Provided records —
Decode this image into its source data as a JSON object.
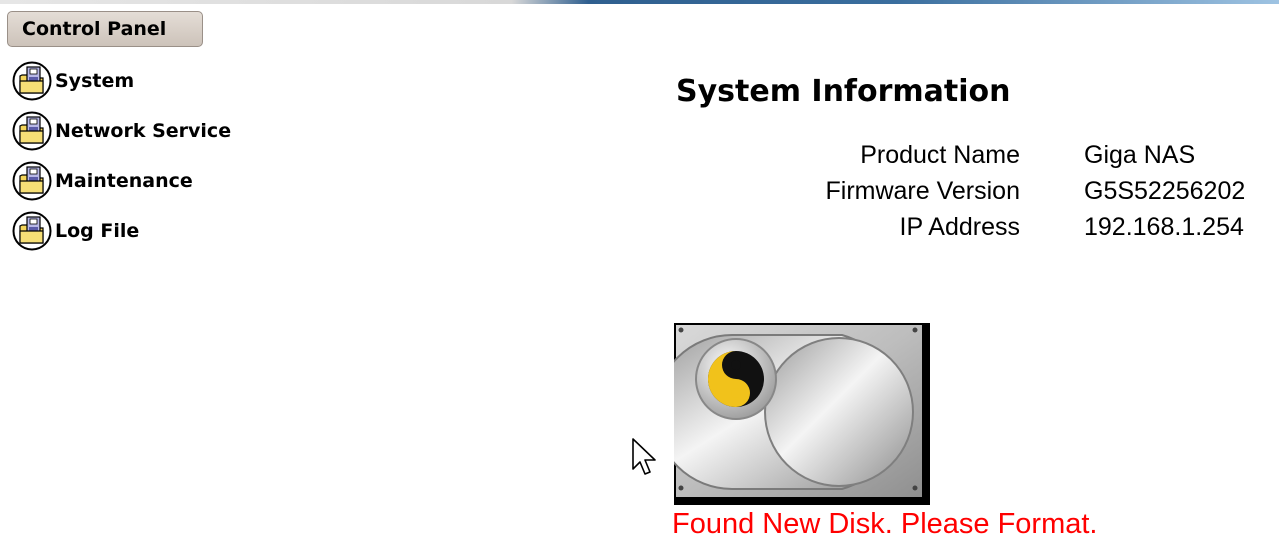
{
  "header": {
    "control_panel_label": "Control Panel"
  },
  "sidebar": {
    "items": [
      {
        "label": "System",
        "icon": "folder-disk-icon"
      },
      {
        "label": "Network Service",
        "icon": "folder-disk-icon"
      },
      {
        "label": "Maintenance",
        "icon": "folder-disk-icon"
      },
      {
        "label": "Log File",
        "icon": "folder-disk-icon"
      }
    ]
  },
  "main": {
    "title": "System Information",
    "info": [
      {
        "key": "Product Name",
        "value": "Giga NAS"
      },
      {
        "key": "Firmware Version",
        "value": "G5S52256202"
      },
      {
        "key": "IP Address",
        "value": "192.168.1.254"
      }
    ],
    "disk": {
      "icon": "hard-disk-icon",
      "message": "Found New Disk. Please Format.",
      "message_color": "#ff0000"
    }
  },
  "colors": {
    "accent_bar": "#2f5f8f",
    "button_bg": "#d6cec6"
  }
}
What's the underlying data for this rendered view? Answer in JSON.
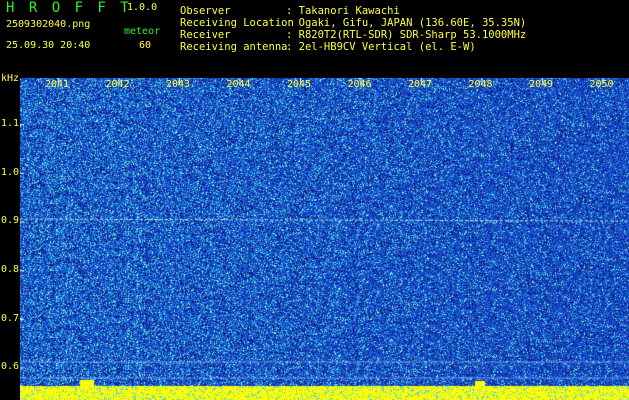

Given problem — Select every line where the word "System" occurs.

Task output —
        "label": "System",
    "title": "System Information",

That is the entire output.